In the listing below, identify each line with the word "JSON" and return those lines.

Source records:
───

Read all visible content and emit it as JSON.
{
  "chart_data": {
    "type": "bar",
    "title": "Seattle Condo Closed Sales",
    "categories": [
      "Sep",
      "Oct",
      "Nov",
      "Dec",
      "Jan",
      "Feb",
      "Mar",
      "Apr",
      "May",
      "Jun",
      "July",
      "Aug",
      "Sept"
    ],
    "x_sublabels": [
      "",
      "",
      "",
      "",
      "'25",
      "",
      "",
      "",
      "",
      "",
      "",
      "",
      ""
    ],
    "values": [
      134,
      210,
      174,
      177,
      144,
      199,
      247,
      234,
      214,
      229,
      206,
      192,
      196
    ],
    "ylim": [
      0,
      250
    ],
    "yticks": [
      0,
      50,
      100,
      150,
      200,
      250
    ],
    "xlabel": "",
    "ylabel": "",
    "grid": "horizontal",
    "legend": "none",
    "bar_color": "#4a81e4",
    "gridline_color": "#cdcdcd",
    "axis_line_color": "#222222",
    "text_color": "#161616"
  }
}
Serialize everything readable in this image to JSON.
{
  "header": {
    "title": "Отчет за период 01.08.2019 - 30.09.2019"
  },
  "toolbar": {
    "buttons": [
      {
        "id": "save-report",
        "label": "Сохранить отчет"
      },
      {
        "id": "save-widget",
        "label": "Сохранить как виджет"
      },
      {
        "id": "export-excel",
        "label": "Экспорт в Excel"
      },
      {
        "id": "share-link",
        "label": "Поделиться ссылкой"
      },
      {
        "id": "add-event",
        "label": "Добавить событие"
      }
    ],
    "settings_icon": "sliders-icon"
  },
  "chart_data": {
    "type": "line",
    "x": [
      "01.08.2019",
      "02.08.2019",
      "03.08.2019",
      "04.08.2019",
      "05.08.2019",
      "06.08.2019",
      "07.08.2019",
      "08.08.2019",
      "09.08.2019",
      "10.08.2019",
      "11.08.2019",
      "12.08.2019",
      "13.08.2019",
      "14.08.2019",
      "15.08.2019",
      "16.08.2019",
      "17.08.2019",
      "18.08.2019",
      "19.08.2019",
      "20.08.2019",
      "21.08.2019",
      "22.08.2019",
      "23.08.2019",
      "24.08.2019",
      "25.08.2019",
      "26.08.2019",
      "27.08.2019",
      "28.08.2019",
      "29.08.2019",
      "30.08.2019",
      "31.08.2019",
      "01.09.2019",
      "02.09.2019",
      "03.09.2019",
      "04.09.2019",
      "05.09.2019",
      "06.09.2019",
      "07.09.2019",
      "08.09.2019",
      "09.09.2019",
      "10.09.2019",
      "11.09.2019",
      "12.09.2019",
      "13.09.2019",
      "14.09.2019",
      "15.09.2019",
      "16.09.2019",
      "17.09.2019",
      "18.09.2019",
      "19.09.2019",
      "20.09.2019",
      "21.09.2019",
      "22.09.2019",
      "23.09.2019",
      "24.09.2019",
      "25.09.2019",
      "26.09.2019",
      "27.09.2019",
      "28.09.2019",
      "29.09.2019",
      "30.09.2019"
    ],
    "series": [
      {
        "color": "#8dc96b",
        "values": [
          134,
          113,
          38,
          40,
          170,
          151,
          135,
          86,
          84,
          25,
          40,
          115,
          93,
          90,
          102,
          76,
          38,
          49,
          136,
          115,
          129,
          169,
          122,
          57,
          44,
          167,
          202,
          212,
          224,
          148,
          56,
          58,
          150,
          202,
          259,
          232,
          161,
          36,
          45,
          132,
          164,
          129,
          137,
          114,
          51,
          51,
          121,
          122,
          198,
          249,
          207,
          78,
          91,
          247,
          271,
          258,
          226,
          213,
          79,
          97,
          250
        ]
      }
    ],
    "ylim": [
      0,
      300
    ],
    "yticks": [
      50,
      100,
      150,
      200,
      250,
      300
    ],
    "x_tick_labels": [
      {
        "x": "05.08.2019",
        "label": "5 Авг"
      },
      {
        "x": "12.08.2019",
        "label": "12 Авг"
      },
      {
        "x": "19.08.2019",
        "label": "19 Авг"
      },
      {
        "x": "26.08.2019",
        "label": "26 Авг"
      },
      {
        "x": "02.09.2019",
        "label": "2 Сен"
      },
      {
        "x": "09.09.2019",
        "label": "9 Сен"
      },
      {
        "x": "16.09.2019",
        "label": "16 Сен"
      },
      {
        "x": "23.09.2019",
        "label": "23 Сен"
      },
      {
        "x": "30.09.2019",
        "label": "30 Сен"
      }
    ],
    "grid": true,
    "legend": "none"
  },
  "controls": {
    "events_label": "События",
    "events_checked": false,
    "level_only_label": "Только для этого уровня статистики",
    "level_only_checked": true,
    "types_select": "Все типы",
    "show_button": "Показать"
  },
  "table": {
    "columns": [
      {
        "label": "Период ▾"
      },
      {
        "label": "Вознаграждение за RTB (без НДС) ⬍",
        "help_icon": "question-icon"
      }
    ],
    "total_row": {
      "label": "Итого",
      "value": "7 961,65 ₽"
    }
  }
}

───

Answer for the task:
Read all visible content and emit it as JSON.
Serialize everything readable in this image to JSON.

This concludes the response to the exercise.